Document passage —
◆ ◆ ◆

João Bernardo Vieira II, born in Bissau on August 17, 1977 is the Secretary of State for Transport and Communications of Guinea-Bissau and the spokesperson of the biggest party in Guinea-Bissau.

Early life and education
João Bernardo Vieira was named after his uncle João Bernardo Vieira who served as President of Guinea-Bissau from 1980 to 1998 and later 2005 to 2009. Vieira has a law degree from Universidade Lusídas Lisboa, Portugal and holds a master's degree in Sustainable International Development from Brandeis University, where he served as President of the Graduate Students Association. He was awarded a certificate of Emerging Leaders Program in Executive Education from Harvard Kennedy School and an Archbishop Desmond Tutu Leadership Fellowship in South Africa.

Career
In 2004, Vieira began his career in public service in Guinea-Bissau by serving as the Head of Multilateral Agreements in the Ministry of Trade. In this capacity he represented Guinea-Bissau in the multilateral trade negotiations of the World Trade Organization.

◆ ◆ ◆

Data records —
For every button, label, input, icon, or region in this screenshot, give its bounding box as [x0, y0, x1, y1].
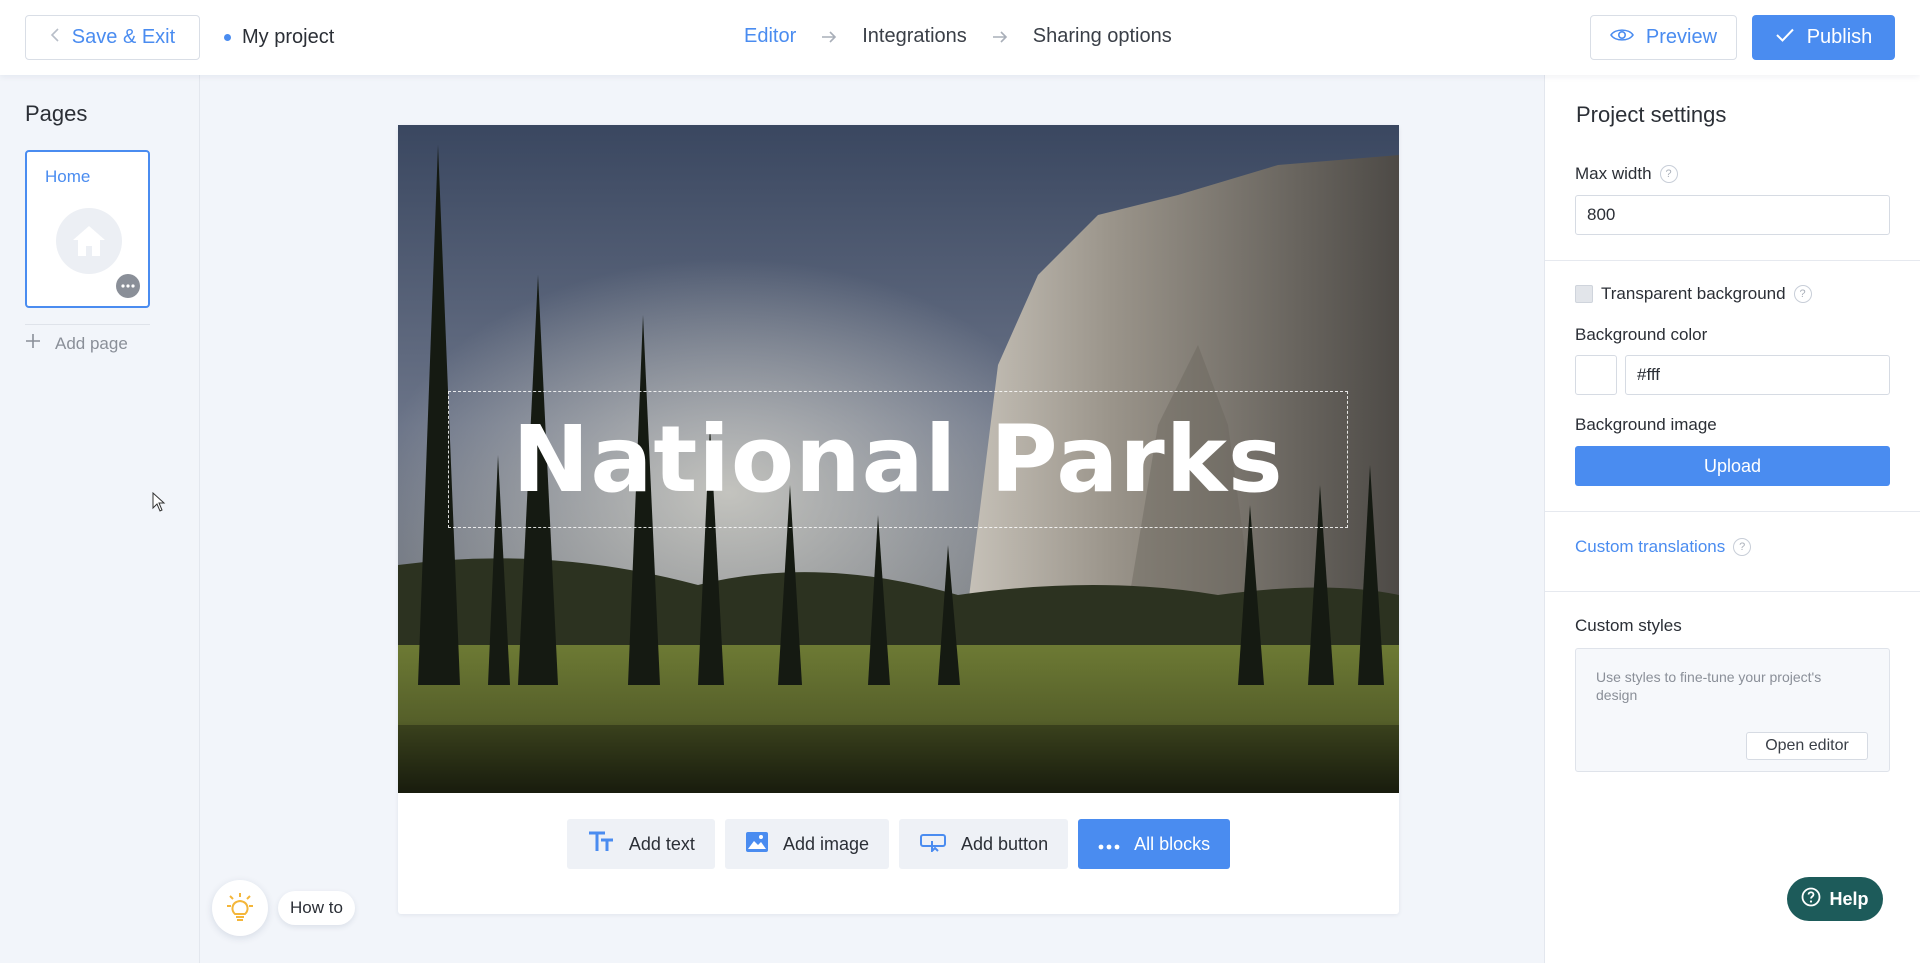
section-divider — [1545, 591, 1920, 592]
image-icon — [745, 831, 769, 858]
all-blocks-label: All blocks — [1134, 833, 1211, 854]
page-thumbnail-home[interactable]: Home — [25, 150, 150, 308]
add-image-button[interactable]: Add image — [724, 819, 889, 869]
background-color-input[interactable]: #fff — [1625, 355, 1890, 395]
page-label: Home — [45, 167, 91, 186]
all-blocks-button[interactable]: All blocks — [1078, 819, 1231, 869]
step-integrations[interactable]: Integrations — [862, 25, 967, 48]
preview-button[interactable]: Preview — [1590, 15, 1737, 60]
text-icon — [587, 831, 615, 858]
custom-styles-label: Custom styles — [1575, 616, 1682, 635]
plus-icon — [25, 333, 41, 354]
open-editor-label: Open editor — [1765, 737, 1849, 754]
pages-sidebar: Pages Home Add page — [0, 75, 200, 963]
step-editor[interactable]: Editor — [744, 25, 796, 48]
eye-icon — [1609, 26, 1634, 49]
help-question-icon[interactable]: ? — [1733, 538, 1752, 556]
background-color-label: Background color — [1575, 325, 1708, 344]
step-sharing-options[interactable]: Sharing options — [1033, 25, 1172, 48]
help-question-icon[interactable]: ? — [1659, 165, 1678, 183]
publish-button[interactable]: Publish — [1752, 15, 1895, 60]
max-width-value: 800 — [1587, 205, 1616, 224]
hero-image-block[interactable]: National Parks — [398, 125, 1399, 793]
upload-label: Upload — [1703, 455, 1762, 476]
section-divider — [1545, 260, 1920, 261]
add-button-button[interactable]: Add button — [899, 819, 1069, 869]
open-editor-button[interactable]: Open editor — [1746, 732, 1868, 760]
publish-label: Publish — [1806, 26, 1873, 48]
project-name-label: My project — [242, 26, 335, 48]
custom-styles-hint: Use styles to fine-tune your project's d… — [1596, 669, 1822, 703]
top-bar: Save & Exit My project Editor Integratio… — [0, 0, 1920, 75]
max-width-label: Max width ? — [1575, 164, 1678, 184]
help-button[interactable]: Help — [1787, 877, 1883, 921]
add-text-button[interactable]: Add text — [566, 819, 715, 869]
how-to-label[interactable]: How to — [278, 891, 355, 925]
chevron-left-icon — [50, 26, 60, 49]
max-width-label-text: Max width — [1575, 164, 1652, 183]
panel-title: Project settings — [1576, 102, 1727, 127]
help-label: Help — [1829, 888, 1869, 909]
mouse-cursor-icon — [152, 491, 166, 517]
custom-translations-link[interactable]: Custom translations — [1575, 537, 1725, 557]
pages-title: Pages — [25, 101, 88, 126]
transparent-background-option[interactable]: Transparent background ? — [1575, 284, 1812, 304]
add-page-label: Add page — [55, 333, 128, 353]
more-dots-icon — [1098, 834, 1120, 855]
unsaved-dot-icon — [224, 34, 231, 41]
button-icon — [919, 832, 947, 857]
add-image-label: Add image — [782, 833, 869, 854]
add-blocks-toolbar: Add text Add image Add button All blocks — [398, 819, 1399, 869]
upload-button[interactable]: Upload — [1575, 446, 1890, 486]
checkmark-icon — [1775, 26, 1795, 49]
background-color-swatch[interactable] — [1575, 355, 1617, 395]
project-name[interactable]: My project — [224, 26, 334, 49]
hero-title-text-block[interactable]: National Parks — [448, 391, 1348, 528]
page-more-options-icon[interactable] — [116, 274, 140, 298]
add-button-label: Add button — [961, 833, 1049, 854]
sidebar-divider — [25, 324, 150, 325]
arrow-right-icon — [821, 30, 837, 43]
how-to-widget[interactable]: How to — [212, 880, 355, 936]
background-image-label: Background image — [1575, 415, 1717, 434]
save-exit-button[interactable]: Save & Exit — [25, 15, 200, 60]
save-exit-label: Save & Exit — [71, 26, 176, 48]
page-canvas: National Parks Add text Add image Add bu… — [398, 125, 1399, 914]
question-circle-icon — [1801, 887, 1821, 912]
transparent-background-checkbox[interactable] — [1575, 285, 1593, 303]
home-icon — [56, 208, 122, 274]
lightbulb-icon[interactable] — [212, 880, 268, 936]
step-navigation: Editor Integrations Sharing options — [744, 25, 1172, 48]
max-width-input[interactable]: 800 — [1575, 195, 1890, 235]
transparent-background-label: Transparent background — [1601, 284, 1786, 303]
project-settings-panel: Project settings Max width ? 800 Transpa… — [1544, 75, 1920, 963]
custom-styles-box: Use styles to fine-tune your project's d… — [1575, 648, 1890, 772]
add-text-label: Add text — [628, 833, 695, 854]
section-divider — [1545, 511, 1920, 512]
custom-translations-row: Custom translations ? — [1575, 537, 1752, 557]
arrow-right-icon — [992, 30, 1008, 43]
preview-label: Preview — [1645, 26, 1718, 48]
hero-title[interactable]: National Parks — [512, 406, 1283, 513]
background-color-value: #fff — [1637, 365, 1661, 384]
add-page-button[interactable]: Add page — [25, 333, 128, 354]
help-question-icon[interactable]: ? — [1793, 285, 1812, 303]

◆ ◆ ◆

Problem set —
**1)** Rewrite the part of the passage on João Bernardo Vieira II that opens with the words containing "João Bernardo Vieira II, born" and closes with "party in Guinea-Bissau.", using "spokesman" in place of "spokesperson".
**2)** List every year mentioned in the passage on João Bernardo Vieira II.
The data has no connection to the passage on João Bernardo Vieira II.

Results for the exercise —
**1)**
João Bernardo Vieira II, born in Bissau on August 17, 1977 is the Secretary of State for Transport and Communications of Guinea-Bissau and the spokesman of the biggest party in Guinea-Bissau.

**2)** 1977, 1980, 1998, 2005, 2009, 2004